Copy each line of the data below verbatim, in its original order.

### [Items from a data source]
## Begin
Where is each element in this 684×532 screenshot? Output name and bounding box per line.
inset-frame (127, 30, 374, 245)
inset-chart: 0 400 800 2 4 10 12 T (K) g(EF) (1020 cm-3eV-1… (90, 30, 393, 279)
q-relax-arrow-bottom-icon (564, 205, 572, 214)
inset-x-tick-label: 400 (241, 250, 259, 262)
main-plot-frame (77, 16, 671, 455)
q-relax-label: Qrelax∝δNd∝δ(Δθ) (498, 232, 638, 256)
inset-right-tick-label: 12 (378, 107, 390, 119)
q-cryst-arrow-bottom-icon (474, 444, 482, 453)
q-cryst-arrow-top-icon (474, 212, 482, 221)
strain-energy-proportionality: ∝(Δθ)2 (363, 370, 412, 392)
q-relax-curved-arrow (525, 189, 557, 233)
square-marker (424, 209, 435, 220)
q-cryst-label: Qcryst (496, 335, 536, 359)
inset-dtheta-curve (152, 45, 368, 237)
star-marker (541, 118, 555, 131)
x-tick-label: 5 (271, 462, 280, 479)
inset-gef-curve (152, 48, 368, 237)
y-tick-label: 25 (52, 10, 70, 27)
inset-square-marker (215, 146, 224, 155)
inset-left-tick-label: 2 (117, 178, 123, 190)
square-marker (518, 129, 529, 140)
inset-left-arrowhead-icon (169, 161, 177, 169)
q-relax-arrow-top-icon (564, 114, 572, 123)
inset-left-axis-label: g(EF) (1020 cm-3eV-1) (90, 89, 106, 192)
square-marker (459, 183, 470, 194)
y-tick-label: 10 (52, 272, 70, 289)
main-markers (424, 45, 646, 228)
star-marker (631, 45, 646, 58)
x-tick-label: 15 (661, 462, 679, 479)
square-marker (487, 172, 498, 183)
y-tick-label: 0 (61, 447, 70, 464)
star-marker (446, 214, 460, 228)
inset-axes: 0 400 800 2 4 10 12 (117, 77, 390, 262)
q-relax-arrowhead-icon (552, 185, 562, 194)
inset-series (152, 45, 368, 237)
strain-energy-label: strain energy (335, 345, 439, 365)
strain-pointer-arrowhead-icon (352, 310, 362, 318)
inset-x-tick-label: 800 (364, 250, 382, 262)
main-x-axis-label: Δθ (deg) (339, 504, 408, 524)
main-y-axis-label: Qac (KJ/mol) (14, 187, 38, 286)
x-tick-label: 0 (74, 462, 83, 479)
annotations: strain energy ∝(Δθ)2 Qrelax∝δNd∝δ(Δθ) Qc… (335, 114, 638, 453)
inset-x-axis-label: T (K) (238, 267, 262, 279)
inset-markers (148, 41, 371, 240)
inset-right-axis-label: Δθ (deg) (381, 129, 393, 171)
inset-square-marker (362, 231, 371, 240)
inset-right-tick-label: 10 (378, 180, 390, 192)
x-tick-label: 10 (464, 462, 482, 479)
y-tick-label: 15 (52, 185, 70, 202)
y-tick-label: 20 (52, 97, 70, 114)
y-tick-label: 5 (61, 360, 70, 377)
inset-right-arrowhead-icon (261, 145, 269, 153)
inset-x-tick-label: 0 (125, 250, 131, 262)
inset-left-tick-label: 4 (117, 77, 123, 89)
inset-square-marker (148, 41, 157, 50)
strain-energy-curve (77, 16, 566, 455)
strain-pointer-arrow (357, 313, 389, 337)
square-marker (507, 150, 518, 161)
## End
### [SOLUTION TO THIS TASK]
Where is each element in this 684×532 screenshot? Output name and bounding box per line.
inset-frame (127, 30, 374, 245)
inset-chart: 0 400 800 2 4 10 12 T (K) g(EF) (1020 cm-3eV-1… (90, 30, 393, 279)
q-relax-arrow-bottom-icon (564, 205, 572, 214)
inset-x-tick-label: 400 (241, 250, 259, 262)
main-plot-frame (77, 16, 671, 455)
q-relax-label: Qrelax∝δNd∝δ(Δθ) (498, 232, 638, 256)
inset-right-tick-label: 12 (378, 107, 390, 119)
q-cryst-arrow-bottom-icon (474, 444, 482, 453)
q-cryst-arrow-top-icon (474, 212, 482, 221)
strain-energy-proportionality: ∝(Δθ)2 (363, 370, 412, 392)
q-relax-curved-arrow (525, 189, 557, 233)
square-marker (424, 209, 435, 220)
q-cryst-label: Qcryst (496, 335, 536, 359)
inset-dtheta-curve (152, 45, 368, 237)
star-marker (541, 118, 555, 131)
x-tick-label: 5 (271, 462, 280, 479)
inset-gef-curve (152, 48, 368, 237)
y-tick-label: 25 (52, 10, 70, 27)
inset-square-marker (215, 146, 224, 155)
inset-left-tick-label: 2 (117, 178, 123, 190)
square-marker (518, 129, 529, 140)
inset-left-arrowhead-icon (169, 161, 177, 169)
q-relax-arrow-top-icon (564, 114, 572, 123)
inset-left-axis-label: g(EF) (1020 cm-3eV-1) (90, 89, 106, 192)
square-marker (459, 183, 470, 194)
y-tick-label: 10 (52, 272, 70, 289)
main-markers (424, 45, 646, 228)
star-marker (631, 45, 646, 58)
x-tick-label: 15 (661, 462, 679, 479)
square-marker (487, 172, 498, 183)
y-tick-label: 0 (61, 447, 70, 464)
star-marker (446, 214, 460, 228)
inset-axes: 0 400 800 2 4 10 12 (117, 77, 390, 262)
q-relax-arrowhead-icon (552, 185, 562, 194)
inset-series (152, 45, 368, 237)
strain-energy-label: strain energy (335, 345, 439, 365)
strain-pointer-arrowhead-icon (352, 310, 362, 318)
inset-x-tick-label: 800 (364, 250, 382, 262)
main-x-axis-label: Δθ (deg) (339, 504, 408, 524)
main-y-axis-label: Qac (KJ/mol) (14, 187, 38, 286)
x-tick-label: 0 (74, 462, 83, 479)
annotations: strain energy ∝(Δθ)2 Qrelax∝δNd∝δ(Δθ) Qc… (335, 114, 638, 453)
inset-x-axis-label: T (K) (238, 267, 262, 279)
inset-markers (148, 41, 371, 240)
inset-right-axis-label: Δθ (deg) (381, 129, 393, 171)
inset-square-marker (362, 231, 371, 240)
inset-right-tick-label: 10 (378, 180, 390, 192)
x-tick-label: 10 (464, 462, 482, 479)
y-tick-label: 15 (52, 185, 70, 202)
y-tick-label: 20 (52, 97, 70, 114)
y-tick-label: 5 (61, 360, 70, 377)
inset-right-arrowhead-icon (261, 145, 269, 153)
inset-x-tick-label: 0 (125, 250, 131, 262)
inset-left-tick-label: 4 (117, 77, 123, 89)
inset-square-marker (148, 41, 157, 50)
strain-energy-curve (77, 16, 566, 455)
strain-pointer-arrow (357, 313, 389, 337)
square-marker (507, 150, 518, 161)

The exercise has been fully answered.